• **GIVEN EXERCISE**:
The records below must be transcribed exactly. Do not include the pictures.

Collected data:
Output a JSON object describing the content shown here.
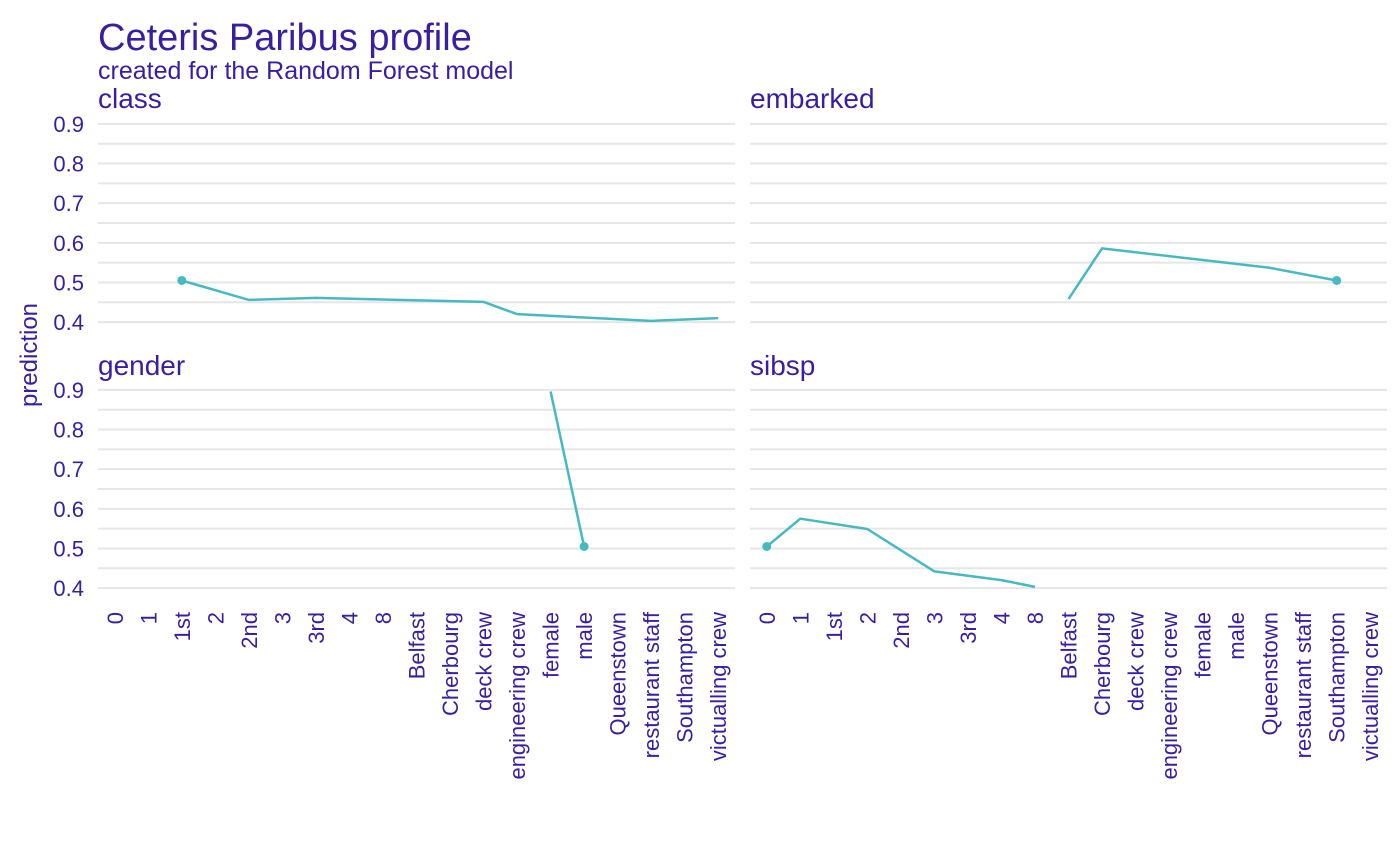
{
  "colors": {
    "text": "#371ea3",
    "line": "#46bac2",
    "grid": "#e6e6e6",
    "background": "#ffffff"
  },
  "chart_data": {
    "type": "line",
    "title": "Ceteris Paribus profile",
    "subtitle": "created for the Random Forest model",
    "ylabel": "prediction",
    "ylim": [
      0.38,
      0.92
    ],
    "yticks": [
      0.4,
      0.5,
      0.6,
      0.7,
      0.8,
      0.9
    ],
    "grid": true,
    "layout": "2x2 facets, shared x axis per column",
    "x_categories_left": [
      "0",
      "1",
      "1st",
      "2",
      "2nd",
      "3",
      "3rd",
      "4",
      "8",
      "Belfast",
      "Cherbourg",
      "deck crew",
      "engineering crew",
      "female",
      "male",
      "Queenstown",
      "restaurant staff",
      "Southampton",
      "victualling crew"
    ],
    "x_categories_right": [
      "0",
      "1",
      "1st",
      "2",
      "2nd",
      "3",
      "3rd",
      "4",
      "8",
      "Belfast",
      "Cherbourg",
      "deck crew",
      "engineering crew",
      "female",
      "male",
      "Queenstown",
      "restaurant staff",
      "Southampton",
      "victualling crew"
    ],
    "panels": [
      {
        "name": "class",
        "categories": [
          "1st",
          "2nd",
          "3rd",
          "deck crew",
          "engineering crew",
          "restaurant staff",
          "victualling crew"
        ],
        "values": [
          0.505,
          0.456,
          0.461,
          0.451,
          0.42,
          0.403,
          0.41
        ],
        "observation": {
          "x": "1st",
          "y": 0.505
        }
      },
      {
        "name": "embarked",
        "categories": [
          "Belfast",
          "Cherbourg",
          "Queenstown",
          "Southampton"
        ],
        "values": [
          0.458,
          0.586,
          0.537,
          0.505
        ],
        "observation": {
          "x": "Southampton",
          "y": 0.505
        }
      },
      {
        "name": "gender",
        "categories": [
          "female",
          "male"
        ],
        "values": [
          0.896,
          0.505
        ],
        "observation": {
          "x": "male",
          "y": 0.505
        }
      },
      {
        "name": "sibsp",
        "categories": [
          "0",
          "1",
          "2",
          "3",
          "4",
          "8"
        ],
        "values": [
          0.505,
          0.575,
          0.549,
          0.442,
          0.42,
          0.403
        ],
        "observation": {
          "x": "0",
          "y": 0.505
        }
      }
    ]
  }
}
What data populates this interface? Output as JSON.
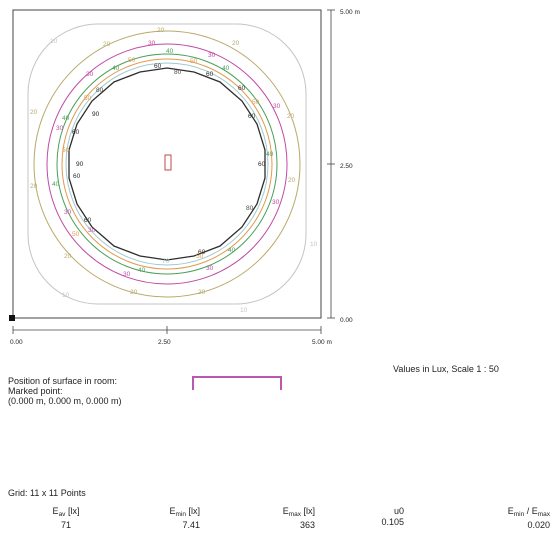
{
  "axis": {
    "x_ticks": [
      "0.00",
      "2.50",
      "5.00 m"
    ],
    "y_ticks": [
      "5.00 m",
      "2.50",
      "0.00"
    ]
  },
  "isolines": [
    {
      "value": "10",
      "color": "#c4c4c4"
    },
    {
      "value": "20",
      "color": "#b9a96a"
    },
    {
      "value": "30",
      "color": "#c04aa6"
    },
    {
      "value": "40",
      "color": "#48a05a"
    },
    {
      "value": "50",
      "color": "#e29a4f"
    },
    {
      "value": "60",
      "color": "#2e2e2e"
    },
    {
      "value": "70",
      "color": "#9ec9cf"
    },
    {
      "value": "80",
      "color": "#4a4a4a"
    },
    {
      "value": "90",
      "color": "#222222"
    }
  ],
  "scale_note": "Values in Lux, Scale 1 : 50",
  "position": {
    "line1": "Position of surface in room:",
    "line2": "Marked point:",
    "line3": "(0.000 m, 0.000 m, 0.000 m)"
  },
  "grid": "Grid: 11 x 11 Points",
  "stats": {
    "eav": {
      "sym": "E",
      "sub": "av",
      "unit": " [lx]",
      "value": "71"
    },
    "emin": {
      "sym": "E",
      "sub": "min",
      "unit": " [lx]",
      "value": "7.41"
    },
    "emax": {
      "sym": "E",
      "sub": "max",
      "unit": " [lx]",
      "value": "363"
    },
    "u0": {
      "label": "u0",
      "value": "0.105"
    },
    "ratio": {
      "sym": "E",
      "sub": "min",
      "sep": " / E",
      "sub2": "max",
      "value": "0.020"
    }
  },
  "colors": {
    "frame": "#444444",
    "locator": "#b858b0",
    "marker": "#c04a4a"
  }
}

• **TASK ANSWER**:
Output a JSON object describing the content shown here.
{
  "colors": {
    "text": "#371ea3",
    "line": "#46bac2",
    "grid": "#e6e6e6",
    "background": "#ffffff"
  },
  "chart_data": {
    "type": "line",
    "title": "Ceteris Paribus profile",
    "subtitle": "created for the Random Forest model",
    "ylabel": "prediction",
    "ylim": [
      0.38,
      0.92
    ],
    "yticks": [
      0.4,
      0.5,
      0.6,
      0.7,
      0.8,
      0.9
    ],
    "grid": true,
    "layout": "2x2 facets, shared x axis per column",
    "x_categories_left": [
      "0",
      "1",
      "1st",
      "2",
      "2nd",
      "3",
      "3rd",
      "4",
      "8",
      "Belfast",
      "Cherbourg",
      "deck crew",
      "engineering crew",
      "female",
      "male",
      "Queenstown",
      "restaurant staff",
      "Southampton",
      "victualling crew"
    ],
    "x_categories_right": [
      "0",
      "1",
      "1st",
      "2",
      "2nd",
      "3",
      "3rd",
      "4",
      "8",
      "Belfast",
      "Cherbourg",
      "deck crew",
      "engineering crew",
      "female",
      "male",
      "Queenstown",
      "restaurant staff",
      "Southampton",
      "victualling crew"
    ],
    "panels": [
      {
        "name": "class",
        "categories": [
          "1st",
          "2nd",
          "3rd",
          "deck crew",
          "engineering crew",
          "restaurant staff",
          "victualling crew"
        ],
        "values": [
          0.505,
          0.456,
          0.461,
          0.451,
          0.42,
          0.403,
          0.41
        ],
        "observation": {
          "x": "1st",
          "y": 0.505
        }
      },
      {
        "name": "embarked",
        "categories": [
          "Belfast",
          "Cherbourg",
          "Queenstown",
          "Southampton"
        ],
        "values": [
          0.458,
          0.586,
          0.537,
          0.505
        ],
        "observation": {
          "x": "Southampton",
          "y": 0.505
        }
      },
      {
        "name": "gender",
        "categories": [
          "female",
          "male"
        ],
        "values": [
          0.896,
          0.505
        ],
        "observation": {
          "x": "male",
          "y": 0.505
        }
      },
      {
        "name": "sibsp",
        "categories": [
          "0",
          "1",
          "2",
          "3",
          "4",
          "8"
        ],
        "values": [
          0.505,
          0.575,
          0.549,
          0.442,
          0.42,
          0.403
        ],
        "observation": {
          "x": "0",
          "y": 0.505
        }
      }
    ]
  }
}
What data populates this interface? Output as JSON.
{
  "axis": {
    "x_ticks": [
      "0.00",
      "2.50",
      "5.00 m"
    ],
    "y_ticks": [
      "5.00 m",
      "2.50",
      "0.00"
    ]
  },
  "isolines": [
    {
      "value": "10",
      "color": "#c4c4c4"
    },
    {
      "value": "20",
      "color": "#b9a96a"
    },
    {
      "value": "30",
      "color": "#c04aa6"
    },
    {
      "value": "40",
      "color": "#48a05a"
    },
    {
      "value": "50",
      "color": "#e29a4f"
    },
    {
      "value": "60",
      "color": "#2e2e2e"
    },
    {
      "value": "70",
      "color": "#9ec9cf"
    },
    {
      "value": "80",
      "color": "#4a4a4a"
    },
    {
      "value": "90",
      "color": "#222222"
    }
  ],
  "scale_note": "Values in Lux, Scale 1 : 50",
  "position": {
    "line1": "Position of surface in room:",
    "line2": "Marked point:",
    "line3": "(0.000 m, 0.000 m, 0.000 m)"
  },
  "grid": "Grid: 11 x 11 Points",
  "stats": {
    "eav": {
      "sym": "E",
      "sub": "av",
      "unit": " [lx]",
      "value": "71"
    },
    "emin": {
      "sym": "E",
      "sub": "min",
      "unit": " [lx]",
      "value": "7.41"
    },
    "emax": {
      "sym": "E",
      "sub": "max",
      "unit": " [lx]",
      "value": "363"
    },
    "u0": {
      "label": "u0",
      "value": "0.105"
    },
    "ratio": {
      "sym": "E",
      "sub": "min",
      "sep": " / E",
      "sub2": "max",
      "value": "0.020"
    }
  },
  "colors": {
    "frame": "#444444",
    "locator": "#b858b0",
    "marker": "#c04a4a"
  }
}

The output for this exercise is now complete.